*Goal of the exercise*. Gather each line containing the string "name" from these entries.

*Dataset listings of figures*.

◆ ◆ ◆

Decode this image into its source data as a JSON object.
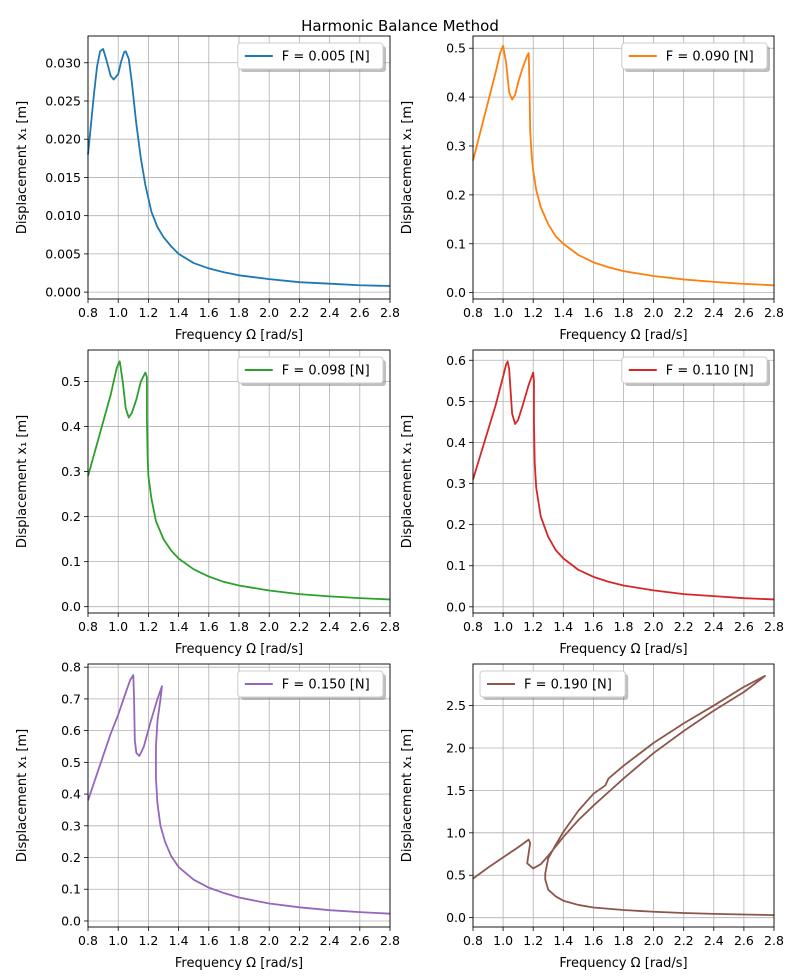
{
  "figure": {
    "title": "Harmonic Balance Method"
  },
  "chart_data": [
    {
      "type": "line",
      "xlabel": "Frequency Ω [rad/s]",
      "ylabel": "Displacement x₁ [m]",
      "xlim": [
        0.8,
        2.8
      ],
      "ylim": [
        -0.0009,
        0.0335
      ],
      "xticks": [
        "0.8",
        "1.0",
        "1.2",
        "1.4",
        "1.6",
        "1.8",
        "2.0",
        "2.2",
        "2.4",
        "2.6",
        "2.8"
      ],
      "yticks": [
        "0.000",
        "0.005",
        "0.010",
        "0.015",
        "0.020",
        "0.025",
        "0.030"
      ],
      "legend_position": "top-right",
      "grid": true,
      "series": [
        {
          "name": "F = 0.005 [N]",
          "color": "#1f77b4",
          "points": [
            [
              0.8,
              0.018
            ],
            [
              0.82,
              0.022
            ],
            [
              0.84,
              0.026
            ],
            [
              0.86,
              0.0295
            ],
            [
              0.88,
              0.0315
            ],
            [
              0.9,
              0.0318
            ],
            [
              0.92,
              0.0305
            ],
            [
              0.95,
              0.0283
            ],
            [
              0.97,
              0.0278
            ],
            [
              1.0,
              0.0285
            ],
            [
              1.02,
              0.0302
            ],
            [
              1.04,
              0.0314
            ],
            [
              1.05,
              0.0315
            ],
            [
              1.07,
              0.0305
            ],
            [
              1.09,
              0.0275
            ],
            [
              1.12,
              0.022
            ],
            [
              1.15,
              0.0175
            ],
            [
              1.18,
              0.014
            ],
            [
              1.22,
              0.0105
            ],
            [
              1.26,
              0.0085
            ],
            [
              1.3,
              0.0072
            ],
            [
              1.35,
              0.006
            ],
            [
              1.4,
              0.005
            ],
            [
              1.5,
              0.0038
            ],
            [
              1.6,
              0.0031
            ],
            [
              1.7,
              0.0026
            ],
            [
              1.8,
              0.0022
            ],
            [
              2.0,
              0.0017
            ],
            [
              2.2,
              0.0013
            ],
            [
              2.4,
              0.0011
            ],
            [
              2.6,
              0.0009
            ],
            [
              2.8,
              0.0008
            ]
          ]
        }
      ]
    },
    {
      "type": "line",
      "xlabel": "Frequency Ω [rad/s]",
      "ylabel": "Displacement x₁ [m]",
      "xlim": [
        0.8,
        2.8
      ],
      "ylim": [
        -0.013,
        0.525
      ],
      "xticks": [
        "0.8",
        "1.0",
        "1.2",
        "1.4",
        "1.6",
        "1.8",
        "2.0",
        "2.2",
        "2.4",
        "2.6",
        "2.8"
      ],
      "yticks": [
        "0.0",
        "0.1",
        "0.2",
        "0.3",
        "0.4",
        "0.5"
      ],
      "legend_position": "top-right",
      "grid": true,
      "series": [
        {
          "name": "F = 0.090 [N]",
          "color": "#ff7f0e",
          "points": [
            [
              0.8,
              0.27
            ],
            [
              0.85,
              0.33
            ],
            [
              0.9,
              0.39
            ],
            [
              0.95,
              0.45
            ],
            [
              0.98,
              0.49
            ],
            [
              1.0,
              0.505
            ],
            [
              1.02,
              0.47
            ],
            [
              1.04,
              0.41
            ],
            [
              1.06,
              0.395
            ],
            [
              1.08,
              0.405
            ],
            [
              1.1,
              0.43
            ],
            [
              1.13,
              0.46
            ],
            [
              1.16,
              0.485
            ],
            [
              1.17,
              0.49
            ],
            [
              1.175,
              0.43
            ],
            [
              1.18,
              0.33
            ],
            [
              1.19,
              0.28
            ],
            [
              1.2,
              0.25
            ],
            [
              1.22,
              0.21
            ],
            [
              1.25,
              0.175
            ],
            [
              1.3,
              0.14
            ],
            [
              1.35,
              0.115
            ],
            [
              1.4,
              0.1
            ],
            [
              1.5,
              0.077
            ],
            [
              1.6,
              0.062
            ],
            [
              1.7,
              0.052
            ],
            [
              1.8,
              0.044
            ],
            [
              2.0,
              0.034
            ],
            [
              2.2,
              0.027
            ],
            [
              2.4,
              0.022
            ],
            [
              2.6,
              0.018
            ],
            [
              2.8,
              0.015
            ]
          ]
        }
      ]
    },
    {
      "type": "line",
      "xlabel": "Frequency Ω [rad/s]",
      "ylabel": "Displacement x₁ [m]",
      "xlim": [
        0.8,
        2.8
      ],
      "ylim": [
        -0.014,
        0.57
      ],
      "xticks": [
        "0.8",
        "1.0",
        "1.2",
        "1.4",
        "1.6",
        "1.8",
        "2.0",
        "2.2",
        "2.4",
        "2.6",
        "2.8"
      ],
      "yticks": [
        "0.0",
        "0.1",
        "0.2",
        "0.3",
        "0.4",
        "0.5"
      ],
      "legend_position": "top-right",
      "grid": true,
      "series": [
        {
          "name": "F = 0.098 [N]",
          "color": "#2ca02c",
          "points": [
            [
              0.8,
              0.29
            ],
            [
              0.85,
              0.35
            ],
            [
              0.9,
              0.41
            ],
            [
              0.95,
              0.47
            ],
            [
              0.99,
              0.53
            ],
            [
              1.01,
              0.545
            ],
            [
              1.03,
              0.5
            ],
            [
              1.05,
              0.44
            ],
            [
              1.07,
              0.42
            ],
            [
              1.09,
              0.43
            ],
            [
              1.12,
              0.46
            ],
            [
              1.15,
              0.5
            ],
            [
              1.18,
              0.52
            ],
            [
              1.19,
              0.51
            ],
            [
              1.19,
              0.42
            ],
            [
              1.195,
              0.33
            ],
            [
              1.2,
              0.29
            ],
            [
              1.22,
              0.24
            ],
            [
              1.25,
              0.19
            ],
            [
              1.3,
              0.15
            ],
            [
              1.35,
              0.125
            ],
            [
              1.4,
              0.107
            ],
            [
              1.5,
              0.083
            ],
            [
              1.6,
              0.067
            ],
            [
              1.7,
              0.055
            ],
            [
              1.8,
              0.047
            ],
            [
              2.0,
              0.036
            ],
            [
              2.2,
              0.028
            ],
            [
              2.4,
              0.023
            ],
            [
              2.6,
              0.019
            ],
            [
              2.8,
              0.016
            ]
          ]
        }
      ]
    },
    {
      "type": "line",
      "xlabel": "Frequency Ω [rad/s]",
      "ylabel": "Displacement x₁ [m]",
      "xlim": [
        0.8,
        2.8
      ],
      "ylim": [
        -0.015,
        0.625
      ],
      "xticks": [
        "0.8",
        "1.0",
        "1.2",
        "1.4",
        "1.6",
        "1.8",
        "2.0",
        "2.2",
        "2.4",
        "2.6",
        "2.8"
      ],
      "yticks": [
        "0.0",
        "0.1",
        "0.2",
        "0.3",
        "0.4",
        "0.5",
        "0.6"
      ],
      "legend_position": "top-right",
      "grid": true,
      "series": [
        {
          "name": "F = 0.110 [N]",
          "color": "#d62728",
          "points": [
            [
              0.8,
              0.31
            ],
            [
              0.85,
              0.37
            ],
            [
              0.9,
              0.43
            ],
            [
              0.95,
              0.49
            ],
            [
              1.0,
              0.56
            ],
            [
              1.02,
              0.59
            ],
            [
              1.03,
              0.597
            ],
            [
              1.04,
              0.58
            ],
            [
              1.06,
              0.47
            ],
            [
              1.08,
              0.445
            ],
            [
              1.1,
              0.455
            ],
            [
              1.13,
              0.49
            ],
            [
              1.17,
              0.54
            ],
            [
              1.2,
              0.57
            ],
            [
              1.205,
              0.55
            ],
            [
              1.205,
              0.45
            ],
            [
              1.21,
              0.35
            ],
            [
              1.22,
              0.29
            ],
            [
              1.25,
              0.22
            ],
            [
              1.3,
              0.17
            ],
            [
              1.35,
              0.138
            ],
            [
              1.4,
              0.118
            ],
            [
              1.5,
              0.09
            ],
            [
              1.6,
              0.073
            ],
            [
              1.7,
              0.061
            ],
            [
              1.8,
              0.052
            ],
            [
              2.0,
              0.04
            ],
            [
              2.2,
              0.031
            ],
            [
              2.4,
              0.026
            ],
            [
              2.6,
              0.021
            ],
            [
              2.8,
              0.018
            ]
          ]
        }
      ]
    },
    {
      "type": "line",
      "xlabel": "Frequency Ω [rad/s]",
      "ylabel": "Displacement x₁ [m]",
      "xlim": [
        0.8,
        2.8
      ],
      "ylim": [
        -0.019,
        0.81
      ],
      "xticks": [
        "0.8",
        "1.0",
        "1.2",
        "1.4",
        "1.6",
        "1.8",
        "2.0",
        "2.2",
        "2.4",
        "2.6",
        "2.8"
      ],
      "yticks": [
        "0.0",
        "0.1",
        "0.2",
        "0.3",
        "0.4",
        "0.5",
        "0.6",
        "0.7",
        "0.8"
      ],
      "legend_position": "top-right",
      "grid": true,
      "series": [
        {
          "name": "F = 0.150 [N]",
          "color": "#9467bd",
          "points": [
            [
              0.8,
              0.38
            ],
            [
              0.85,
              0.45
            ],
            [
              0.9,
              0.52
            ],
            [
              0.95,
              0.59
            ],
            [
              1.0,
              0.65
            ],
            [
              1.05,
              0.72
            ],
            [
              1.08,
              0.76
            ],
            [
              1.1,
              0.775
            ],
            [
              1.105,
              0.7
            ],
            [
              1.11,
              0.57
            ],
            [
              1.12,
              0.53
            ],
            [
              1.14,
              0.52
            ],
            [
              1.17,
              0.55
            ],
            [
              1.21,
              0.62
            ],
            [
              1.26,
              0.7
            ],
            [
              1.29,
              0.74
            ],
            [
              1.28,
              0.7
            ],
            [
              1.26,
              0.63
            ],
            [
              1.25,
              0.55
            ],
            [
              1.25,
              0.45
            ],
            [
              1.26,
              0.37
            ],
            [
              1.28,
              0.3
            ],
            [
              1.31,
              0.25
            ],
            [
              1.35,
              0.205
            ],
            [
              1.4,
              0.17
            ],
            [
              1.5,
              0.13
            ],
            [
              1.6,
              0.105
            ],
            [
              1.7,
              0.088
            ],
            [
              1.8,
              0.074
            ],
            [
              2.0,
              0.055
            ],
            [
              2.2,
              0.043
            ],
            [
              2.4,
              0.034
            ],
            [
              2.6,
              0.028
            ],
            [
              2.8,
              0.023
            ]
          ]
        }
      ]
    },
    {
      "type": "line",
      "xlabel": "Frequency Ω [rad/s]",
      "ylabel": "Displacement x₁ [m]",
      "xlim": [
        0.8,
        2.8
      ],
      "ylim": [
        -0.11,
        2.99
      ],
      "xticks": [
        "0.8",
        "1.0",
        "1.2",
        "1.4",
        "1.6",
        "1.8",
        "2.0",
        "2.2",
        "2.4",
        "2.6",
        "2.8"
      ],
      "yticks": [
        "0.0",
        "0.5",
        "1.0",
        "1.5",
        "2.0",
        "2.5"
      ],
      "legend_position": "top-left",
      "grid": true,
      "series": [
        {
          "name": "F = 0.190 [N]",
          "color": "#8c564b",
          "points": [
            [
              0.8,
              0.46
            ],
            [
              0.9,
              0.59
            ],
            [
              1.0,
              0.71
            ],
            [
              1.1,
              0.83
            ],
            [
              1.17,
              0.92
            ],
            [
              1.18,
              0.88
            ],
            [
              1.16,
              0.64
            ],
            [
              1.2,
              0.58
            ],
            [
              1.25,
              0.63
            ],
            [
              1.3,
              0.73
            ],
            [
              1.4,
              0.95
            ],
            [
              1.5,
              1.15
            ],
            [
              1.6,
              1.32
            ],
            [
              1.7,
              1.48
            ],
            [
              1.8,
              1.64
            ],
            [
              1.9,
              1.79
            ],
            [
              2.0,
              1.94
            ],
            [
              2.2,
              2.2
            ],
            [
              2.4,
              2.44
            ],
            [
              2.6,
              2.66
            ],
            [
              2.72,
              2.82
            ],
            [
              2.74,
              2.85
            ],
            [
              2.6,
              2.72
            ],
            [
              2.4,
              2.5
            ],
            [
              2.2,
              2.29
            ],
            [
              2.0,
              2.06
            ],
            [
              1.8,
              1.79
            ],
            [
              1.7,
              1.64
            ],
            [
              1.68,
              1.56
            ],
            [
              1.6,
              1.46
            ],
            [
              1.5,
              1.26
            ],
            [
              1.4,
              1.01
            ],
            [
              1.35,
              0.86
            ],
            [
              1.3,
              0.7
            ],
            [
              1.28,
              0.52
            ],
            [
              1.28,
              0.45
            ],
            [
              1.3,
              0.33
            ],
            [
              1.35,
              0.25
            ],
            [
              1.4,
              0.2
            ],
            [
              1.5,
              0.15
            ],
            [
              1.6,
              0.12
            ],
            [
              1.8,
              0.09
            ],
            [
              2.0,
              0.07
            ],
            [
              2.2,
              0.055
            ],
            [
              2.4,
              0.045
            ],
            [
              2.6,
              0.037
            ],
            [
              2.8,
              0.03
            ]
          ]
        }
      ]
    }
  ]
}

◆ ◆ ◆

*Answer to this task*.
          "name": "F = 0.005 [N]",
          "name": "F = 0.090 [N]",
          "name": "F = 0.098 [N]",
          "name": "F = 0.110 [N]",
          "name": "F = 0.150 [N]",
          "name": "F = 0.190 [N]",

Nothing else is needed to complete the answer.